— BEGIN —

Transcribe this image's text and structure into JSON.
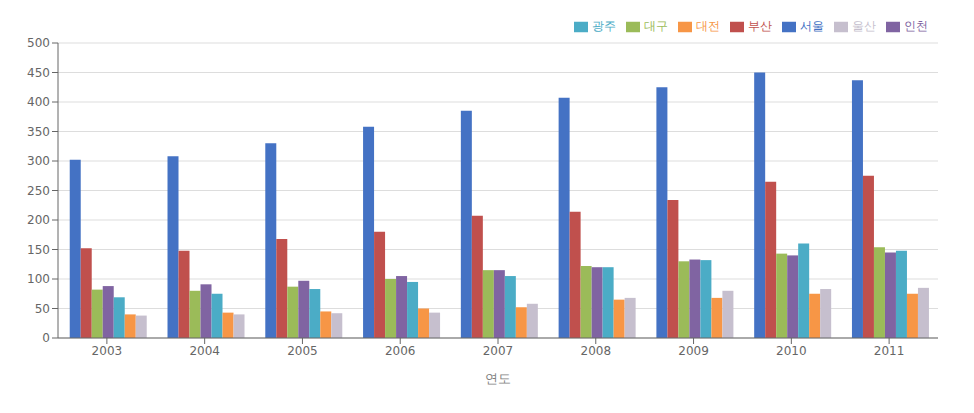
{
  "chart_data": {
    "type": "bar",
    "xlabel": "연도",
    "categories": [
      "2003",
      "2004",
      "2005",
      "2006",
      "2007",
      "2008",
      "2009",
      "2010",
      "2011"
    ],
    "series": [
      {
        "name": "서울",
        "color": "#4472C4",
        "values": [
          302,
          308,
          330,
          358,
          385,
          407,
          425,
          450,
          437
        ]
      },
      {
        "name": "부산",
        "color": "#C0504D",
        "values": [
          152,
          148,
          168,
          180,
          207,
          214,
          234,
          265,
          275
        ]
      },
      {
        "name": "대구",
        "color": "#9BBB59",
        "values": [
          82,
          80,
          87,
          100,
          115,
          122,
          130,
          143,
          154
        ]
      },
      {
        "name": "인천",
        "color": "#8064A2",
        "values": [
          88,
          91,
          97,
          105,
          115,
          120,
          133,
          140,
          145
        ]
      },
      {
        "name": "광주",
        "color": "#4BACC6",
        "values": [
          69,
          75,
          83,
          95,
          105,
          120,
          132,
          160,
          148
        ]
      },
      {
        "name": "대전",
        "color": "#F79646",
        "values": [
          40,
          43,
          45,
          50,
          52,
          65,
          68,
          75,
          75
        ]
      },
      {
        "name": "울산",
        "color": "#C6BFCE",
        "values": [
          38,
          40,
          42,
          43,
          58,
          68,
          80,
          83,
          85
        ]
      }
    ],
    "ylim": [
      0,
      500
    ],
    "yticks": [
      0,
      50,
      100,
      150,
      200,
      250,
      300,
      350,
      400,
      450,
      500
    ],
    "grid": true,
    "legend": "upper right"
  }
}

— END —

Pick out each line containing "name" and report it.

SOLUTION ▸
        "name": "서울",
        "name": "부산",
        "name": "대구",
        "name": "인천",
        "name": "광주",
        "name": "대전",
        "name": "울산",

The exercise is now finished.